Advanced OCR model with Visual Causal Flow technology for human-like document understanding and text recognition

Apache-2.0PythonDeepSeek-OCR-2deepseek-ai 1.3k Last Updated: January 27, 2026

DeepSeek-OCR-2: Visual Causal Flow

Overview

DeepSeek-OCR-2 is a revolutionary optical character recognition (OCR) model that introduces the groundbreaking concept of Visual Causal Flow. Released by DeepSeek AI on January 27, 2026, this project represents a paradigm shift from traditional fixed raster-scan processing to semantic-driven visual understanding.

**TASKS TO CARRY OUT:**
A: According to the DeepSeek-OCR-2 overview, on what date did DeepSeek AI release the model?
B: Duplicate the stretch of the DeepSeek-OCR-2 overview from "Apache-2.0PythonDeepSeek-OCR-2deepseek-ai 1.3k Last" through "semantic-driven visual understanding.".

**RECORD EXCERPTS:**
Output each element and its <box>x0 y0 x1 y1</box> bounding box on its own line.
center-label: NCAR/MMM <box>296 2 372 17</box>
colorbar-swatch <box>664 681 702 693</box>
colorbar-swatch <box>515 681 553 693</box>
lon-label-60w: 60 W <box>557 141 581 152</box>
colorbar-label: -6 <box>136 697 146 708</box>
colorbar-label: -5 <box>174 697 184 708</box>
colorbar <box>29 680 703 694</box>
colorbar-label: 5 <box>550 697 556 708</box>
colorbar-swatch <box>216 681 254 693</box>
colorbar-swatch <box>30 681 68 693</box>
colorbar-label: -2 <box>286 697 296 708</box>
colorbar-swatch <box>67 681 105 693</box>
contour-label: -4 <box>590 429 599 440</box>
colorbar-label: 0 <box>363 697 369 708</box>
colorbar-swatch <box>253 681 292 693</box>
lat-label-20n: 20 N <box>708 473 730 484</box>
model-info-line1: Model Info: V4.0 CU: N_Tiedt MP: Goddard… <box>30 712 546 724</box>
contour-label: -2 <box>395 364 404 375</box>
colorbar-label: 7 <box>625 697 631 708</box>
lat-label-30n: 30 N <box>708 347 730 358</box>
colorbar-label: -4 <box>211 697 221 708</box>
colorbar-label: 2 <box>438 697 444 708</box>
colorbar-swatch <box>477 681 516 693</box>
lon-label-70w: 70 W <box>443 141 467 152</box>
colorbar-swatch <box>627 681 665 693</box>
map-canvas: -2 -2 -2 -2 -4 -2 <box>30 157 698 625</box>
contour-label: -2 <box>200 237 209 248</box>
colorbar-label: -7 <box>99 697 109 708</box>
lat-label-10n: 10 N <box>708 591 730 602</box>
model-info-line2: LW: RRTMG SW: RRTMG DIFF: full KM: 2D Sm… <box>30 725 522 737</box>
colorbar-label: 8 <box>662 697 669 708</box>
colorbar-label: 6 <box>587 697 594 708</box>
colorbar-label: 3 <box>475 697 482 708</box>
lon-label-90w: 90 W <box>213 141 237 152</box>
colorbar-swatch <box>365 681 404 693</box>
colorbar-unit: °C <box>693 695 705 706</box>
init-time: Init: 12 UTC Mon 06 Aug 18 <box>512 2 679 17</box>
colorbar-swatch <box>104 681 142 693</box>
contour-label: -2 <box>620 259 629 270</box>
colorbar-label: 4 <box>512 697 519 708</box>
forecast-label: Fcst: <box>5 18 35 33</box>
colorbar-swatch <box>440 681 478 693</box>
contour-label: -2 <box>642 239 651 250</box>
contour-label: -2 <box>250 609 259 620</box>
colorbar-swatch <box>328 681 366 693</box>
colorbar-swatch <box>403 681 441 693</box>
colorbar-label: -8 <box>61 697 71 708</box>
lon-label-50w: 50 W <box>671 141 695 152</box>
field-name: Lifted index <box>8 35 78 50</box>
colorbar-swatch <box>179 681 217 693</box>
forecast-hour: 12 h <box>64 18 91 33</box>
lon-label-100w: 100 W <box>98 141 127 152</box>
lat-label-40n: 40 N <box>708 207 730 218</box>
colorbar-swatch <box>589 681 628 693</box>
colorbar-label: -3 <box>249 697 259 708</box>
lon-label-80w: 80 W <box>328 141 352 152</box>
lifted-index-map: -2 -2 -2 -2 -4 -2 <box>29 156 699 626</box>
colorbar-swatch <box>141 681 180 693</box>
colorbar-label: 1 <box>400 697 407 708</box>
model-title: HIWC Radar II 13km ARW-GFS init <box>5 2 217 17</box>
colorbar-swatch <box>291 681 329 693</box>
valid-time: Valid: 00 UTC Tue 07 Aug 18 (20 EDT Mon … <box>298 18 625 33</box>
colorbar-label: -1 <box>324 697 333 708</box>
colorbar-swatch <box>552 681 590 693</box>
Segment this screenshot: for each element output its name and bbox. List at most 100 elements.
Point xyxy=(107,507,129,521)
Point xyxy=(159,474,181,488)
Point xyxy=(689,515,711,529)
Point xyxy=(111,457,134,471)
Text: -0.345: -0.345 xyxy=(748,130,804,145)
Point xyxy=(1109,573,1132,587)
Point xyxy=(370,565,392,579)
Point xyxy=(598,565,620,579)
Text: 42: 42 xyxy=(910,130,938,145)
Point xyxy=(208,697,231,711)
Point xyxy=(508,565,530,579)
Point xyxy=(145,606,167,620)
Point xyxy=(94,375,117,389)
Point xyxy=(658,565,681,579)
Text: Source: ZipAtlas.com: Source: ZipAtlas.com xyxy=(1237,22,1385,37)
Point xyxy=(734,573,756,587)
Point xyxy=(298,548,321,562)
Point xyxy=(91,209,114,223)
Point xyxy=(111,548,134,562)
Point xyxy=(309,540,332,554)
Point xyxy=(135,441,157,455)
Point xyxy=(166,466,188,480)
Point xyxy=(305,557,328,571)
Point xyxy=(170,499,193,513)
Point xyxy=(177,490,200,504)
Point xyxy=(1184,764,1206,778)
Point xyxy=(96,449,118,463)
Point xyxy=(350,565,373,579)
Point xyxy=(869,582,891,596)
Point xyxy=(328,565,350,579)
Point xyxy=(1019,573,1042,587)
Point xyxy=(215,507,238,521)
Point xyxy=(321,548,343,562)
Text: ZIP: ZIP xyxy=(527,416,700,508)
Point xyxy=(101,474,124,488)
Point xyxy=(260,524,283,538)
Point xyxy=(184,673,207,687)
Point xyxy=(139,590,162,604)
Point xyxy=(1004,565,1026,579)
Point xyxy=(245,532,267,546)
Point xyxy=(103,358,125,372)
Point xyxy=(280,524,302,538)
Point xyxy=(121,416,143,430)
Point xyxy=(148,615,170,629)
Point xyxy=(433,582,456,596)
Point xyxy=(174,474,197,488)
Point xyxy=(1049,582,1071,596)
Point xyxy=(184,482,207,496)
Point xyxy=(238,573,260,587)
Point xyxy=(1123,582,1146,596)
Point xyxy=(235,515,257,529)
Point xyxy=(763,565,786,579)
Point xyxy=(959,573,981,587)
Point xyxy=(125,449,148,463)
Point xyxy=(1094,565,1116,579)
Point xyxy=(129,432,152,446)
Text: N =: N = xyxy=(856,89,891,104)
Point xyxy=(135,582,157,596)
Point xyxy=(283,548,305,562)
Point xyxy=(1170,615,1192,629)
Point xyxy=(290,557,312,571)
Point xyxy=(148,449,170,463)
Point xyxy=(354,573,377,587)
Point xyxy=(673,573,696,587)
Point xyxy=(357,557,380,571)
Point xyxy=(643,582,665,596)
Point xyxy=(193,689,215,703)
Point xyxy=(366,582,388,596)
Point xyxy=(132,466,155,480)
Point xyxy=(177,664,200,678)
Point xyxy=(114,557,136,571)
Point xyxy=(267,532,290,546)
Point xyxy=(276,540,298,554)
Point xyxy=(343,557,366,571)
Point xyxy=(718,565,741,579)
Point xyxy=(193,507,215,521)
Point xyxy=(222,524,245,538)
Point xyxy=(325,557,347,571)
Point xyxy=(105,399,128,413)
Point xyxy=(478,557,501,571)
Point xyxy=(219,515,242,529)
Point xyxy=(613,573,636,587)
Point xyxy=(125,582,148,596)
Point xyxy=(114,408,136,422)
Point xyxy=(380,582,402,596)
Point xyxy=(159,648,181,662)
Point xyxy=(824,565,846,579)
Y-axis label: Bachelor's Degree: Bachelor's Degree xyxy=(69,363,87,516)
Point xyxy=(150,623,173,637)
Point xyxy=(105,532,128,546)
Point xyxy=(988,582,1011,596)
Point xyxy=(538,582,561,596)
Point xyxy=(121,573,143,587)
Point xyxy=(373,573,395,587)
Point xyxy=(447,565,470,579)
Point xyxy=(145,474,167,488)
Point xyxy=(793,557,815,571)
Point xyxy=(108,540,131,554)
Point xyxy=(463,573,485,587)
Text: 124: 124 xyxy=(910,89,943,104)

**PER-TASK ANSWERS:**
A: January 27, 2026.

B:
Apache-2.0PythonDeepSeek-OCR-2deepseek-ai 1.3k Last Updated: January 27, 2026

DeepSeek-OCR-2: Visual Causal Flow

Overview

DeepSeek-OCR-2 is a revolutionary optical character recognition (OCR) model that introduces the groundbreaking concept of Visual Causal Flow. Released by DeepSeek AI on January 27, 2026, this project represents a paradigm shift from traditional fixed raster-scan processing to semantic-driven visual understanding.